> **Set exercise**:
Give the number of lines in the listing below that include the word "grants", with nothing more.

# Data for this exercise start

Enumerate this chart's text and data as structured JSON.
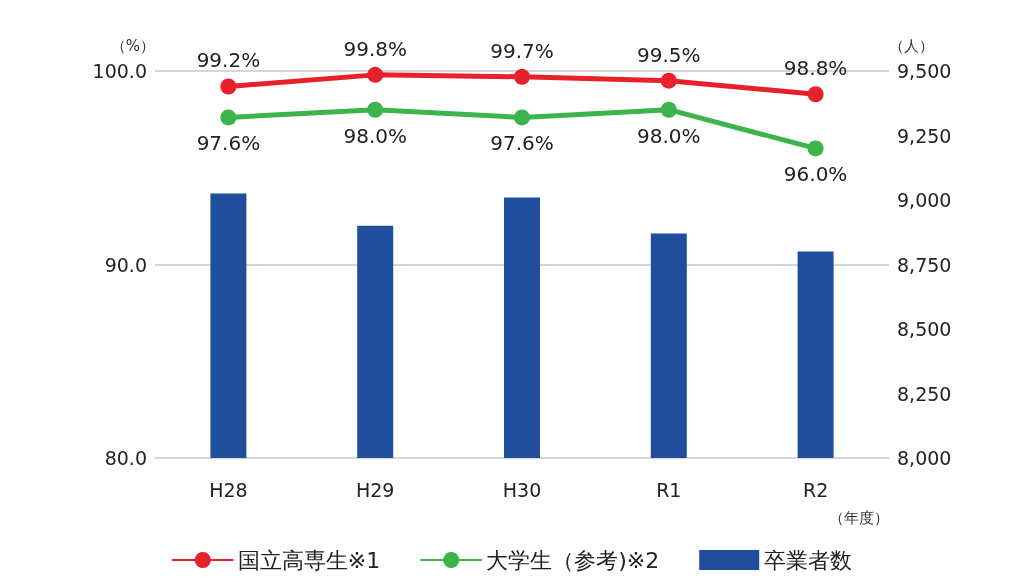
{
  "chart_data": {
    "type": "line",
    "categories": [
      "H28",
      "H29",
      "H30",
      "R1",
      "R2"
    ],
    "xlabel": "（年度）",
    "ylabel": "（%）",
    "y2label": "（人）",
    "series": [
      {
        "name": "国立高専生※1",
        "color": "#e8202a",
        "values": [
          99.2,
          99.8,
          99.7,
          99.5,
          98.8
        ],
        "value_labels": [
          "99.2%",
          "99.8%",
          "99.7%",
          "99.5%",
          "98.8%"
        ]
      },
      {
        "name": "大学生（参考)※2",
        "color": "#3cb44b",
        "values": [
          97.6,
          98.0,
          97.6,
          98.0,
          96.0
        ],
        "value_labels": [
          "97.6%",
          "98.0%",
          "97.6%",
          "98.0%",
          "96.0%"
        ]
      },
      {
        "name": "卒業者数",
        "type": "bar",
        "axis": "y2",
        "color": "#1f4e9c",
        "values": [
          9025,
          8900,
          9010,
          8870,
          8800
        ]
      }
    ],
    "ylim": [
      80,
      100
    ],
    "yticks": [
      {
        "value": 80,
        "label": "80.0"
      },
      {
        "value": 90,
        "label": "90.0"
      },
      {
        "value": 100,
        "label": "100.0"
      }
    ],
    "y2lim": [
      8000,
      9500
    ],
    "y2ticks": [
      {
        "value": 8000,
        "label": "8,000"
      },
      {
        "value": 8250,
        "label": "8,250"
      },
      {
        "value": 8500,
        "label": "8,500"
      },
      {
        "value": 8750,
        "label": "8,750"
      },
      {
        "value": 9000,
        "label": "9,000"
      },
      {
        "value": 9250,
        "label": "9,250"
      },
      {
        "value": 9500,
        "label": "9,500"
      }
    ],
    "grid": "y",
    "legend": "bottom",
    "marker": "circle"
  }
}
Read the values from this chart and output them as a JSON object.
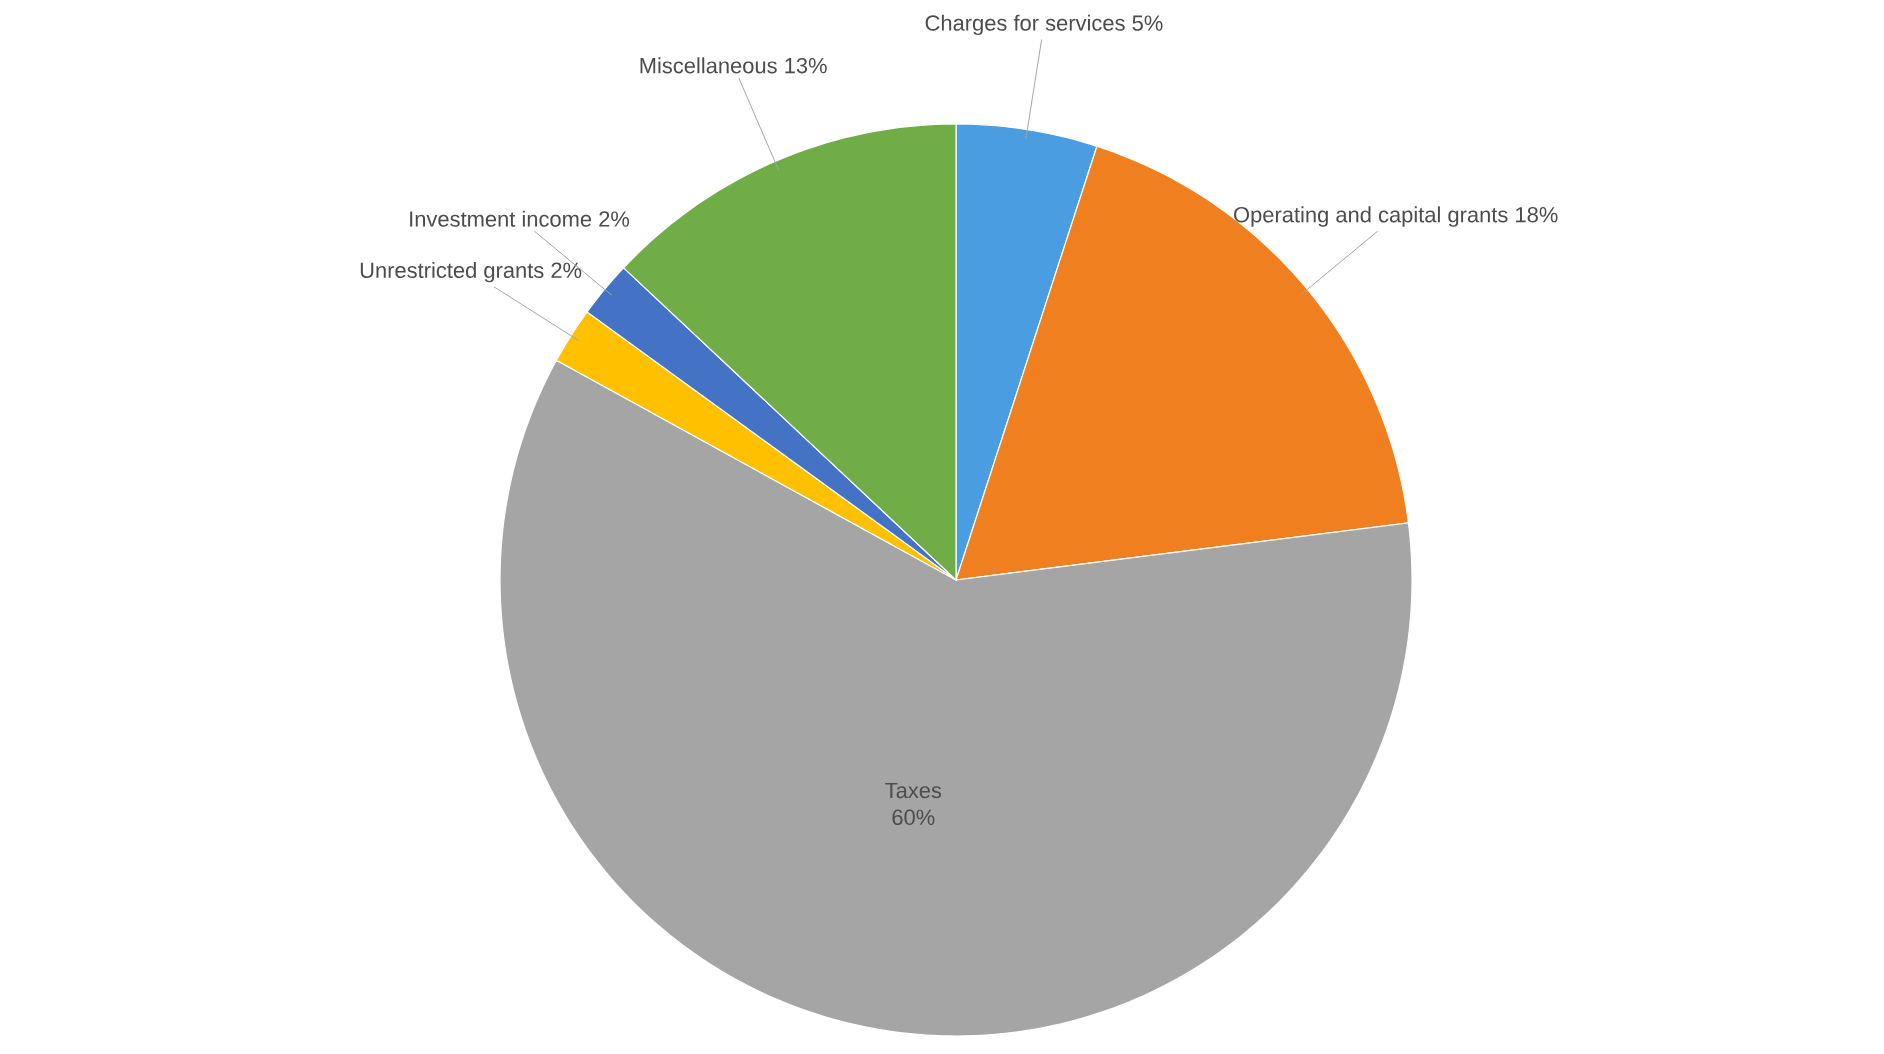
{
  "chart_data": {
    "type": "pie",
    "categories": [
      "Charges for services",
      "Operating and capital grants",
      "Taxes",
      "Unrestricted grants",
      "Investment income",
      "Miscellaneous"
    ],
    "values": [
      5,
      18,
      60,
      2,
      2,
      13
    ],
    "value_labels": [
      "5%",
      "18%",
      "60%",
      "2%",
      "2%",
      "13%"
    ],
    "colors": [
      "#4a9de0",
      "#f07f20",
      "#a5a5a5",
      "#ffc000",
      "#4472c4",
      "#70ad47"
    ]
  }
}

# Data for this exercise end

> **Answer below**:
2